» **LISTED ENTRIES**
== == ==
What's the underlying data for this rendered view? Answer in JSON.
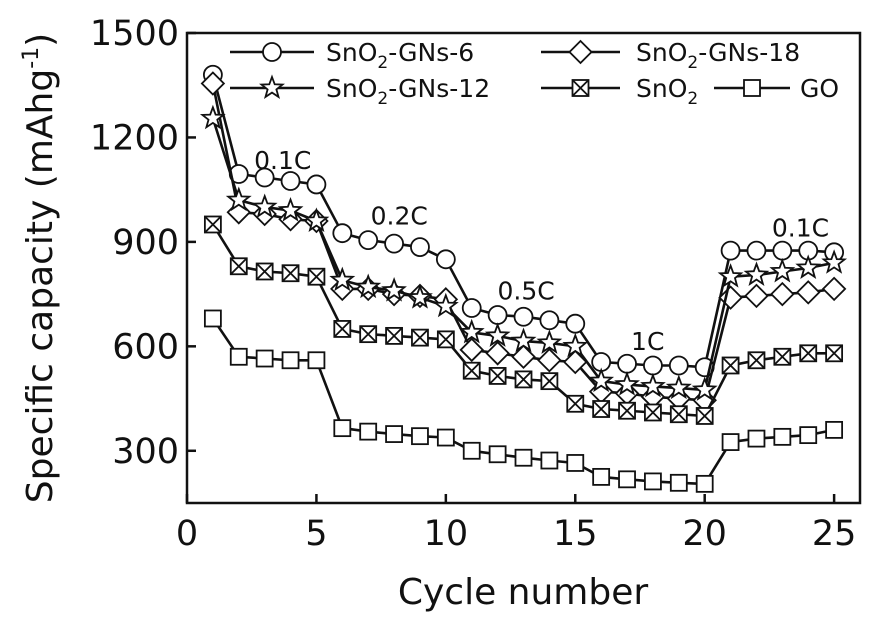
{
  "chart_data": {
    "type": "line",
    "title": "",
    "xlabel": "Cycle number",
    "ylabel": "Specific capacity (mAhg",
    "ylabel_superscript": "-1",
    "ylabel_close": ")",
    "xlim": [
      0,
      26
    ],
    "ylim": [
      150,
      1500
    ],
    "xticks": [
      0,
      5,
      10,
      15,
      20,
      25
    ],
    "xtick_labels": [
      "0",
      "5",
      "10",
      "15",
      "20",
      "25"
    ],
    "yticks": [
      300,
      600,
      900,
      1200,
      1500
    ],
    "ytick_labels": [
      "300",
      "600",
      "900",
      "1200",
      "1500"
    ],
    "x": [
      1,
      2,
      3,
      4,
      5,
      6,
      7,
      8,
      9,
      10,
      11,
      12,
      13,
      14,
      15,
      16,
      17,
      18,
      19,
      20,
      21,
      22,
      23,
      24,
      25
    ],
    "legend_position": "top",
    "grid": false,
    "series": [
      {
        "name": "SnO2-GNs-6",
        "legend": {
          "pre": "SnO",
          "sub": "2",
          "post": "-GNs-6"
        },
        "marker": "circle",
        "values": [
          1380,
          1095,
          1085,
          1075,
          1065,
          925,
          905,
          895,
          885,
          850,
          710,
          690,
          685,
          675,
          665,
          555,
          550,
          545,
          545,
          540,
          875,
          875,
          875,
          875,
          870
        ]
      },
      {
        "name": "SnO2-GNs-18",
        "legend": {
          "pre": "SnO",
          "sub": "2",
          "post": "-GNs-18"
        },
        "marker": "diamond",
        "values": [
          1355,
          985,
          980,
          965,
          960,
          765,
          765,
          750,
          745,
          735,
          590,
          580,
          570,
          560,
          555,
          470,
          465,
          455,
          450,
          445,
          740,
          745,
          750,
          755,
          765
        ]
      },
      {
        "name": "SnO2-GNs-12",
        "legend": {
          "pre": "SnO",
          "sub": "2",
          "post": "-GNs-12"
        },
        "marker": "star",
        "values": [
          1255,
          1020,
          1000,
          990,
          960,
          790,
          770,
          760,
          740,
          715,
          640,
          630,
          615,
          610,
          600,
          500,
          490,
          485,
          480,
          475,
          800,
          805,
          815,
          825,
          840
        ]
      },
      {
        "name": "SnO2",
        "legend": {
          "pre": "SnO",
          "sub": "2",
          "post": ""
        },
        "marker": "boxx",
        "values": [
          950,
          830,
          815,
          810,
          800,
          650,
          635,
          630,
          625,
          620,
          530,
          515,
          505,
          500,
          435,
          420,
          415,
          410,
          405,
          400,
          545,
          560,
          570,
          580,
          580
        ]
      },
      {
        "name": "GO",
        "legend": {
          "pre": "GO",
          "sub": "",
          "post": ""
        },
        "marker": "square",
        "values": [
          680,
          570,
          565,
          560,
          560,
          365,
          355,
          348,
          342,
          338,
          300,
          290,
          280,
          272,
          265,
          225,
          218,
          212,
          208,
          205,
          325,
          335,
          340,
          345,
          360
        ]
      }
    ],
    "annotations": [
      {
        "text": "0.1C",
        "x": 3.7,
        "y": 1110
      },
      {
        "text": "0.2C",
        "x": 8.2,
        "y": 950
      },
      {
        "text": "0.5C",
        "x": 13.1,
        "y": 735
      },
      {
        "text": "1C",
        "x": 17.8,
        "y": 590
      },
      {
        "text": "0.1C",
        "x": 23.7,
        "y": 915
      }
    ]
  }
}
== == ==
» **INSTRUCTION**
Transcribe the material as is, with images omitted.

» **REPLY TO THE TASK**
What's the underlying data for this rendered view? Answer in JSON.
{
  "chart_data": {
    "type": "line",
    "title": "",
    "xlabel": "Cycle number",
    "ylabel": "Specific capacity (mAhg",
    "ylabel_superscript": "-1",
    "ylabel_close": ")",
    "xlim": [
      0,
      26
    ],
    "ylim": [
      150,
      1500
    ],
    "xticks": [
      0,
      5,
      10,
      15,
      20,
      25
    ],
    "xtick_labels": [
      "0",
      "5",
      "10",
      "15",
      "20",
      "25"
    ],
    "yticks": [
      300,
      600,
      900,
      1200,
      1500
    ],
    "ytick_labels": [
      "300",
      "600",
      "900",
      "1200",
      "1500"
    ],
    "x": [
      1,
      2,
      3,
      4,
      5,
      6,
      7,
      8,
      9,
      10,
      11,
      12,
      13,
      14,
      15,
      16,
      17,
      18,
      19,
      20,
      21,
      22,
      23,
      24,
      25
    ],
    "legend_position": "top",
    "grid": false,
    "series": [
      {
        "name": "SnO2-GNs-6",
        "legend": {
          "pre": "SnO",
          "sub": "2",
          "post": "-GNs-6"
        },
        "marker": "circle",
        "values": [
          1380,
          1095,
          1085,
          1075,
          1065,
          925,
          905,
          895,
          885,
          850,
          710,
          690,
          685,
          675,
          665,
          555,
          550,
          545,
          545,
          540,
          875,
          875,
          875,
          875,
          870
        ]
      },
      {
        "name": "SnO2-GNs-18",
        "legend": {
          "pre": "SnO",
          "sub": "2",
          "post": "-GNs-18"
        },
        "marker": "diamond",
        "values": [
          1355,
          985,
          980,
          965,
          960,
          765,
          765,
          750,
          745,
          735,
          590,
          580,
          570,
          560,
          555,
          470,
          465,
          455,
          450,
          445,
          740,
          745,
          750,
          755,
          765
        ]
      },
      {
        "name": "SnO2-GNs-12",
        "legend": {
          "pre": "SnO",
          "sub": "2",
          "post": "-GNs-12"
        },
        "marker": "star",
        "values": [
          1255,
          1020,
          1000,
          990,
          960,
          790,
          770,
          760,
          740,
          715,
          640,
          630,
          615,
          610,
          600,
          500,
          490,
          485,
          480,
          475,
          800,
          805,
          815,
          825,
          840
        ]
      },
      {
        "name": "SnO2",
        "legend": {
          "pre": "SnO",
          "sub": "2",
          "post": ""
        },
        "marker": "boxx",
        "values": [
          950,
          830,
          815,
          810,
          800,
          650,
          635,
          630,
          625,
          620,
          530,
          515,
          505,
          500,
          435,
          420,
          415,
          410,
          405,
          400,
          545,
          560,
          570,
          580,
          580
        ]
      },
      {
        "name": "GO",
        "legend": {
          "pre": "GO",
          "sub": "",
          "post": ""
        },
        "marker": "square",
        "values": [
          680,
          570,
          565,
          560,
          560,
          365,
          355,
          348,
          342,
          338,
          300,
          290,
          280,
          272,
          265,
          225,
          218,
          212,
          208,
          205,
          325,
          335,
          340,
          345,
          360
        ]
      }
    ],
    "annotations": [
      {
        "text": "0.1C",
        "x": 3.7,
        "y": 1110
      },
      {
        "text": "0.2C",
        "x": 8.2,
        "y": 950
      },
      {
        "text": "0.5C",
        "x": 13.1,
        "y": 735
      },
      {
        "text": "1C",
        "x": 17.8,
        "y": 590
      },
      {
        "text": "0.1C",
        "x": 23.7,
        "y": 915
      }
    ]
  }
}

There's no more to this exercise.